- **EXERCISE GOAL**:
Scan the records below. List lines holding "this".

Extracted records
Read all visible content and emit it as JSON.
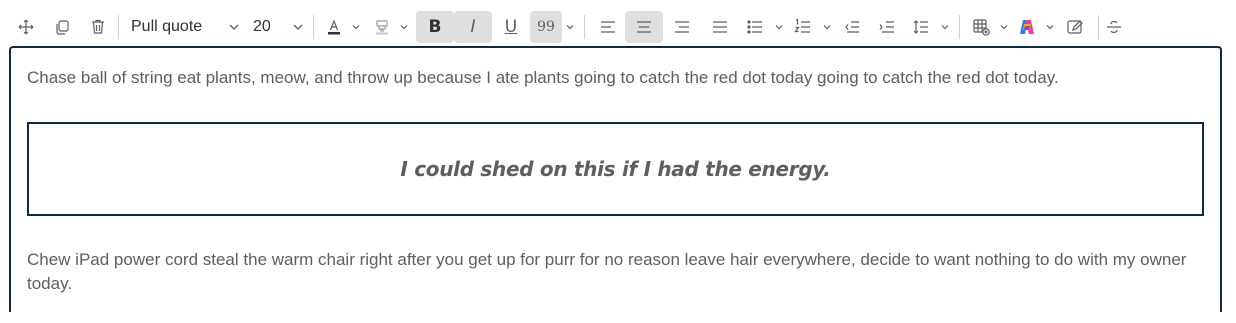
{
  "toolbar": {
    "style_value": "Pull quote",
    "font_size_value": "20",
    "bold_label": "B",
    "italic_label": "I",
    "underline_label": "U",
    "quote_label": "99"
  },
  "editor": {
    "paragraph_1": "Chase ball of string eat plants, meow, and throw up because I ate plants going to catch the red dot today going to catch the red dot today.",
    "pull_quote": "I could shed on this if I had the energy.",
    "paragraph_2": "Chew iPad power cord steal the warm chair right after you get up for purr for no reason leave hair everywhere, decide to want nothing to do with my owner today."
  },
  "colors": {
    "accent_border": "#0b2b45",
    "active_button_bg": "#e1dfdd",
    "text": "#605e5c"
  }
}
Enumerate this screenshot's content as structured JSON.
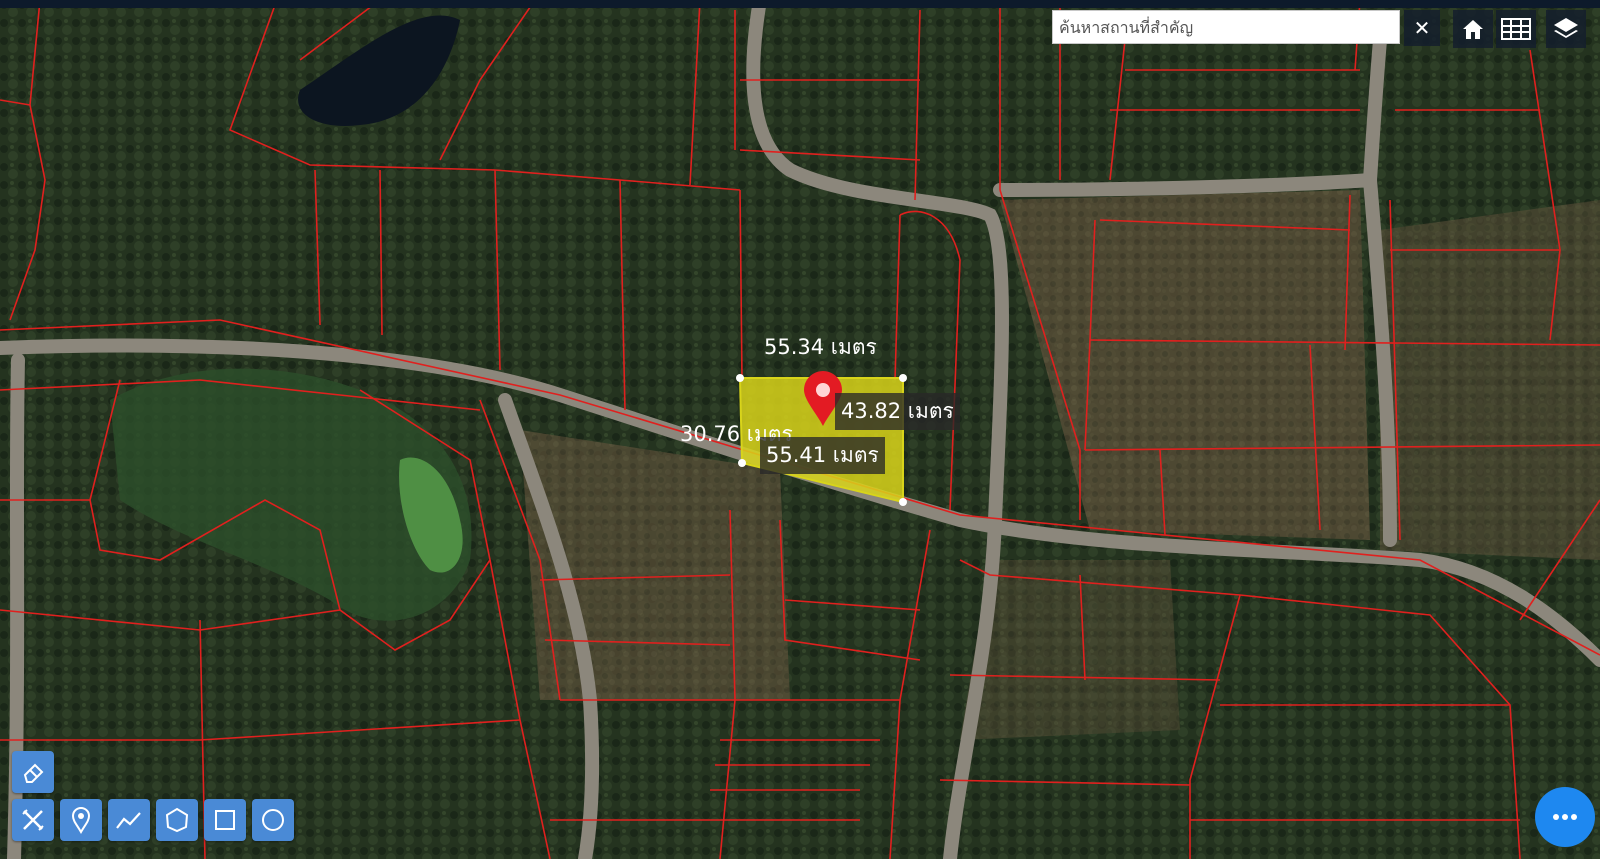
{
  "search": {
    "placeholder": "ค้นหาสถานที่สำคัญ",
    "value": ""
  },
  "toolbar": {
    "icons": [
      "close-icon",
      "home-icon",
      "grid-icon",
      "layers-icon"
    ]
  },
  "measurements": {
    "top": "55.34 เมตร",
    "right": "43.82 เมตร",
    "left": "30.76 เมตร",
    "bottom": "55.41 เมตร"
  },
  "draw_tools": {
    "icons": [
      "eraser-icon",
      "clear-tools-icon",
      "marker-icon",
      "polyline-icon",
      "polygon-icon",
      "rectangle-icon",
      "circle-icon"
    ]
  },
  "more_menu": {
    "icon": "more-icon"
  },
  "colors": {
    "parcel_line": "#e0201e",
    "selected_fill": "#d8d41a",
    "tool_blue": "#4a8ad6",
    "fab_blue": "#1e88f0"
  }
}
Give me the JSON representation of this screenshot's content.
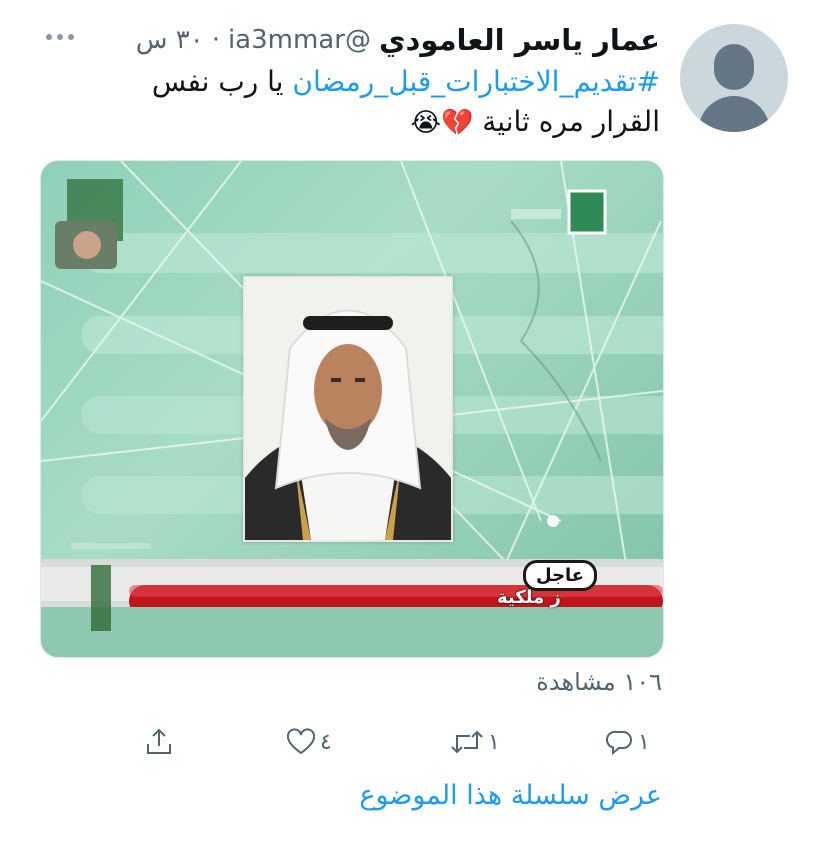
{
  "author": {
    "display_name": "عمار ياسر العامودي",
    "handle": "@ia3mmar",
    "separator": "·",
    "time": "٣٠ س"
  },
  "tweet": {
    "hashtag": "#تقديم_الاختبارات_قبل_رمضان",
    "text_after_hashtag": " يا رب نفس",
    "line2": "القرار مره ثانية ",
    "emojis": "💔😭"
  },
  "media": {
    "ticker_label": "عاجل",
    "ticker_text": "ز ملكية"
  },
  "views": "١٠٦ مشاهدة",
  "actions": {
    "reply_count": "١",
    "retweet_count": "١",
    "like_count": "٤"
  },
  "thread_link": "عرض سلسلة هذا الموضوع",
  "colors": {
    "accent": "#1d9bf0",
    "secondary_text": "#536471",
    "primary_text": "#0f1419"
  },
  "icons": {
    "more": "more-horizontal-icon",
    "reply": "reply-icon",
    "retweet": "retweet-icon",
    "like": "heart-icon",
    "share": "share-icon"
  }
}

- **FULL RESPONSE**:
    "pull_quote": "I could shed on this if I had the energy.",
Enumerate this screenshot's content as structured JSON.
Give me the JSON representation of this screenshot's content.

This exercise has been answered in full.